- _Given data_
[BEGIN]
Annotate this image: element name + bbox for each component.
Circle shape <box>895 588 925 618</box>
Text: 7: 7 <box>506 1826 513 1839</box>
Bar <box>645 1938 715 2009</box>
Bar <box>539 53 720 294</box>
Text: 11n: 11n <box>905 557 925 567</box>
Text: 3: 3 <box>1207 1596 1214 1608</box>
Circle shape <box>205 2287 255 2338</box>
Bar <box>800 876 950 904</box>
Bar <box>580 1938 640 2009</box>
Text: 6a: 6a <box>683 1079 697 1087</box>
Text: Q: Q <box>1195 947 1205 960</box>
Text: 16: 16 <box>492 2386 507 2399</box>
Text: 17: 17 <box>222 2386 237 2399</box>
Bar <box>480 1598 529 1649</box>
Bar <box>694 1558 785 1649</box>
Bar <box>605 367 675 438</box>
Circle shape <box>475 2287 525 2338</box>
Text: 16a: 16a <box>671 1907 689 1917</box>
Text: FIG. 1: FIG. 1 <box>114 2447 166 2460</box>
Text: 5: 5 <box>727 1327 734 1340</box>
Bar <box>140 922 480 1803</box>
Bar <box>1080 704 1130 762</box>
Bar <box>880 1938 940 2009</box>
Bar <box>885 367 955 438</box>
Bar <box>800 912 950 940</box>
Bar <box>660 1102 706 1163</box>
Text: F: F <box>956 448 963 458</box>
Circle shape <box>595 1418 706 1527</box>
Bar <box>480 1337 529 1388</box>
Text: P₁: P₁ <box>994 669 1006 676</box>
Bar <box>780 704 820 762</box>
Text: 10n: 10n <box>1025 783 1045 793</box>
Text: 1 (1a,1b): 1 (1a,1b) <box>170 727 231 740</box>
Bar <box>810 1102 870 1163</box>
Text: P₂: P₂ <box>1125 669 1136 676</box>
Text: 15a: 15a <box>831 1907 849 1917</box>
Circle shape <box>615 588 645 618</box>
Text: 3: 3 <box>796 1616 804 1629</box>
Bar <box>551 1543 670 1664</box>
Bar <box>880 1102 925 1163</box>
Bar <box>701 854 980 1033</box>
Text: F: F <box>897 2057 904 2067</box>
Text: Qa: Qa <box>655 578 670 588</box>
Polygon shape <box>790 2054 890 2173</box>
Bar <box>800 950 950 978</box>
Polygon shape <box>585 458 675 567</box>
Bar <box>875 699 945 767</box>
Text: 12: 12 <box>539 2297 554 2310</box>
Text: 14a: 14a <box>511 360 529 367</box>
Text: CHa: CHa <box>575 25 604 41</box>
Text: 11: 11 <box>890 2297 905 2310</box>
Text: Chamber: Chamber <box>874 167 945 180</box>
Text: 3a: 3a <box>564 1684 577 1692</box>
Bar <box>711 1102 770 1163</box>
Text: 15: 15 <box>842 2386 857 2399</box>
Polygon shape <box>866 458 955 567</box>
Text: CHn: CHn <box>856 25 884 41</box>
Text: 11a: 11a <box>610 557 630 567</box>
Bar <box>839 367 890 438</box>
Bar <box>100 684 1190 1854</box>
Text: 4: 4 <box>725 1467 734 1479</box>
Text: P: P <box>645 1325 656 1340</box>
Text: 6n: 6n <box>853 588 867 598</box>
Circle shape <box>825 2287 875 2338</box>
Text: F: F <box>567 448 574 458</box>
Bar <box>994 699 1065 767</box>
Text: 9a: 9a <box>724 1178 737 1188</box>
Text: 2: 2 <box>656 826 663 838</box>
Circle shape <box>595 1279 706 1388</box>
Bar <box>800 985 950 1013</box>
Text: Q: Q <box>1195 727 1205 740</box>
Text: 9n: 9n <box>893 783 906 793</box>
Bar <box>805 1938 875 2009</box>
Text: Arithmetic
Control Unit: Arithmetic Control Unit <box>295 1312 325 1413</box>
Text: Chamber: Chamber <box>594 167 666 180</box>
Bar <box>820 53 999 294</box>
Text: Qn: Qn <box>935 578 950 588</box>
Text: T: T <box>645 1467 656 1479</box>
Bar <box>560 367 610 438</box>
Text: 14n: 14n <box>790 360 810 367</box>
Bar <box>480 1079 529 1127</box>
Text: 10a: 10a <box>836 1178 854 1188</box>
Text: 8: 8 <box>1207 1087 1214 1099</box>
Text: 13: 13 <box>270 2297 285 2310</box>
[END]
- _Goal_
Change "Chamber" to "Vessel" throughout the lines above and write them all out again, leaving everything else untouched.

- _Written response_
Annotate this image: element name + bbox for each component.
Circle shape <box>895 588 925 618</box>
Text: 7: 7 <box>506 1826 513 1839</box>
Bar <box>645 1938 715 2009</box>
Bar <box>539 53 720 294</box>
Text: 11n: 11n <box>905 557 925 567</box>
Text: 3: 3 <box>1207 1596 1214 1608</box>
Circle shape <box>205 2287 255 2338</box>
Bar <box>800 876 950 904</box>
Bar <box>580 1938 640 2009</box>
Text: 6a: 6a <box>683 1079 697 1087</box>
Text: Q: Q <box>1195 947 1205 960</box>
Text: 16: 16 <box>492 2386 507 2399</box>
Text: 17: 17 <box>222 2386 237 2399</box>
Bar <box>480 1598 529 1649</box>
Bar <box>694 1558 785 1649</box>
Bar <box>605 367 675 438</box>
Circle shape <box>475 2287 525 2338</box>
Text: 16a: 16a <box>671 1907 689 1917</box>
Text: FIG. 1: FIG. 1 <box>114 2447 166 2460</box>
Text: 5: 5 <box>727 1327 734 1340</box>
Bar <box>140 922 480 1803</box>
Bar <box>1080 704 1130 762</box>
Bar <box>880 1938 940 2009</box>
Bar <box>885 367 955 438</box>
Bar <box>800 912 950 940</box>
Bar <box>660 1102 706 1163</box>
Text: F: F <box>956 448 963 458</box>
Circle shape <box>595 1418 706 1527</box>
Bar <box>480 1337 529 1388</box>
Text: P₁: P₁ <box>994 669 1006 676</box>
Bar <box>780 704 820 762</box>
Text: 10n: 10n <box>1025 783 1045 793</box>
Text: 1 (1a,1b): 1 (1a,1b) <box>170 727 231 740</box>
Bar <box>810 1102 870 1163</box>
Text: P₂: P₂ <box>1125 669 1136 676</box>
Text: 15a: 15a <box>831 1907 849 1917</box>
Circle shape <box>615 588 645 618</box>
Text: 3: 3 <box>796 1616 804 1629</box>
Bar <box>551 1543 670 1664</box>
Bar <box>880 1102 925 1163</box>
Bar <box>701 854 980 1033</box>
Text: F: F <box>897 2057 904 2067</box>
Text: Qa: Qa <box>655 578 670 588</box>
Polygon shape <box>790 2054 890 2173</box>
Bar <box>800 950 950 978</box>
Polygon shape <box>585 458 675 567</box>
Bar <box>875 699 945 767</box>
Text: 12: 12 <box>539 2297 554 2310</box>
Text: 14a: 14a <box>511 360 529 367</box>
Text: CHa: CHa <box>575 25 604 41</box>
Text: 11: 11 <box>890 2297 905 2310</box>
Text: Vessel: Vessel <box>874 167 945 180</box>
Text: 3a: 3a <box>564 1684 577 1692</box>
Bar <box>711 1102 770 1163</box>
Text: 15: 15 <box>842 2386 857 2399</box>
Polygon shape <box>866 458 955 567</box>
Text: CHn: CHn <box>856 25 884 41</box>
Text: 11a: 11a <box>610 557 630 567</box>
Bar <box>839 367 890 438</box>
Bar <box>100 684 1190 1854</box>
Text: 4: 4 <box>725 1467 734 1479</box>
Text: P: P <box>645 1325 656 1340</box>
Text: 6n: 6n <box>853 588 867 598</box>
Circle shape <box>825 2287 875 2338</box>
Text: F: F <box>567 448 574 458</box>
Bar <box>994 699 1065 767</box>
Text: 9a: 9a <box>724 1178 737 1188</box>
Text: 2: 2 <box>656 826 663 838</box>
Circle shape <box>595 1279 706 1388</box>
Bar <box>800 985 950 1013</box>
Text: Q: Q <box>1195 727 1205 740</box>
Text: 9n: 9n <box>893 783 906 793</box>
Bar <box>805 1938 875 2009</box>
Text: Arithmetic
Control Unit: Arithmetic Control Unit <box>295 1312 325 1413</box>
Text: Vessel: Vessel <box>594 167 666 180</box>
Bar <box>820 53 999 294</box>
Text: Qn: Qn <box>935 578 950 588</box>
Text: T: T <box>645 1467 656 1479</box>
Bar <box>560 367 610 438</box>
Text: 14n: 14n <box>790 360 810 367</box>
Bar <box>480 1079 529 1127</box>
Text: 10a: 10a <box>836 1178 854 1188</box>
Text: 8: 8 <box>1207 1087 1214 1099</box>
Text: 13: 13 <box>270 2297 285 2310</box>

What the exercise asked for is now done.